---------- MATERIAL FOR THIS EXERCISE ----------

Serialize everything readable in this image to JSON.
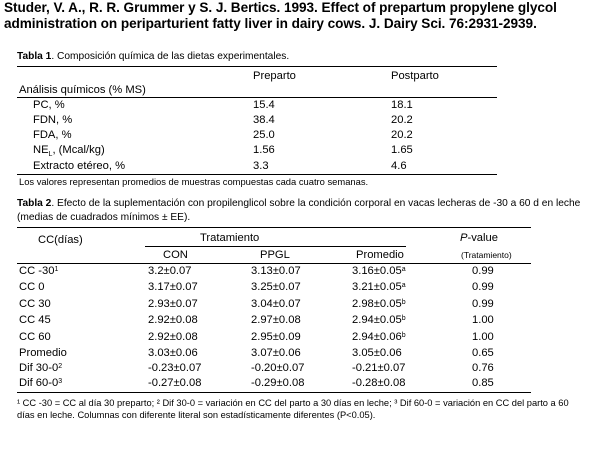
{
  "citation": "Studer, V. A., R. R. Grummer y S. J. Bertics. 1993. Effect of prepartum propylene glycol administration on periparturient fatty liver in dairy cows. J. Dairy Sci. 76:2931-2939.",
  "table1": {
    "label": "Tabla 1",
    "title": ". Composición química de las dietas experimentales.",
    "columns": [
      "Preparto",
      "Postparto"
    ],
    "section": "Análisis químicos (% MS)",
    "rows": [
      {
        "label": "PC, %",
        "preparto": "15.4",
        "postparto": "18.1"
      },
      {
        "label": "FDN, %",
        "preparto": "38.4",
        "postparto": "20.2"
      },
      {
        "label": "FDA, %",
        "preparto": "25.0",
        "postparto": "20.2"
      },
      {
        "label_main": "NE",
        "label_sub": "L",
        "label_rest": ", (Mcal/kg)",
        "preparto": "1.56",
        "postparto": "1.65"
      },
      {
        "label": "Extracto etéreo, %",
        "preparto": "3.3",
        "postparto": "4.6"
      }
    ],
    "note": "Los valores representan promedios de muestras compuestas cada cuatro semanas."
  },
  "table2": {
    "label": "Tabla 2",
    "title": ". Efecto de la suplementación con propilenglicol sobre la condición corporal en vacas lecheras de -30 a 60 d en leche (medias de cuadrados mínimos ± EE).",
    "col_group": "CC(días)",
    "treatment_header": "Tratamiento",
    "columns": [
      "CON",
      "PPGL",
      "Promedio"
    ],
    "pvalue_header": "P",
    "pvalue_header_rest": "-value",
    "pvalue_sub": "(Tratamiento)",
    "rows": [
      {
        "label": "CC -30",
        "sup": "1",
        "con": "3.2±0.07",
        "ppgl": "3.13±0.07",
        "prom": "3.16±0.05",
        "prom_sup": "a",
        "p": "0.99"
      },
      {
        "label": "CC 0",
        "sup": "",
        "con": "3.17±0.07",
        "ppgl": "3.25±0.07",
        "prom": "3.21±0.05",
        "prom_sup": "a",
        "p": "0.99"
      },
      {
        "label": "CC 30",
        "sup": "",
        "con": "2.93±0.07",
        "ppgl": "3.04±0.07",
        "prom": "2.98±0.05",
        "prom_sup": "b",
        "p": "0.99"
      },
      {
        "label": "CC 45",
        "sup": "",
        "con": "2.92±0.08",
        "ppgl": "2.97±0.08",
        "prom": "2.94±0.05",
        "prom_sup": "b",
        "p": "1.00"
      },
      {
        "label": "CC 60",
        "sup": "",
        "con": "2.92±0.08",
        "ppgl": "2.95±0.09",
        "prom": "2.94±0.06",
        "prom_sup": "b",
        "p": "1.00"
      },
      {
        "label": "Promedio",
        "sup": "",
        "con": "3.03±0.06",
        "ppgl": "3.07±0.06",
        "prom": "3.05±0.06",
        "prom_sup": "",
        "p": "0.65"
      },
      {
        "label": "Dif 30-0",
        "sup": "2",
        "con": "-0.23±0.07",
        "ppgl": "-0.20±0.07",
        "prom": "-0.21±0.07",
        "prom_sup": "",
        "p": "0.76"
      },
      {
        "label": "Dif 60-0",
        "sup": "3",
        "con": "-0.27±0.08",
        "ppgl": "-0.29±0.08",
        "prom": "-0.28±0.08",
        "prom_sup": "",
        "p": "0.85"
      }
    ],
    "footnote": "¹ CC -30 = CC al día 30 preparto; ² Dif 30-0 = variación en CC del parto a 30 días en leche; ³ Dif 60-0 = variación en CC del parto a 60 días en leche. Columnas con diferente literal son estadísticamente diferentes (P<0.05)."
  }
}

----------

PROBLEM
Look above for every line with the word "leche" and copy it.

THE RESULT
    "title": ". Efecto de la suplementación con propilenglicol sobre la condición corporal en vacas lecheras de -30 a 60 d en leche (medias de cuadrados mínimos ± EE).",
    "footnote": "¹ CC -30 = CC al día 30 preparto; ² Dif 30-0 = variación en CC del parto a 30 días en leche; ³ Dif 60-0 = variación en CC del parto a 60 días en leche. Columnas con diferente literal son estadísticamente diferentes (P<0.05)."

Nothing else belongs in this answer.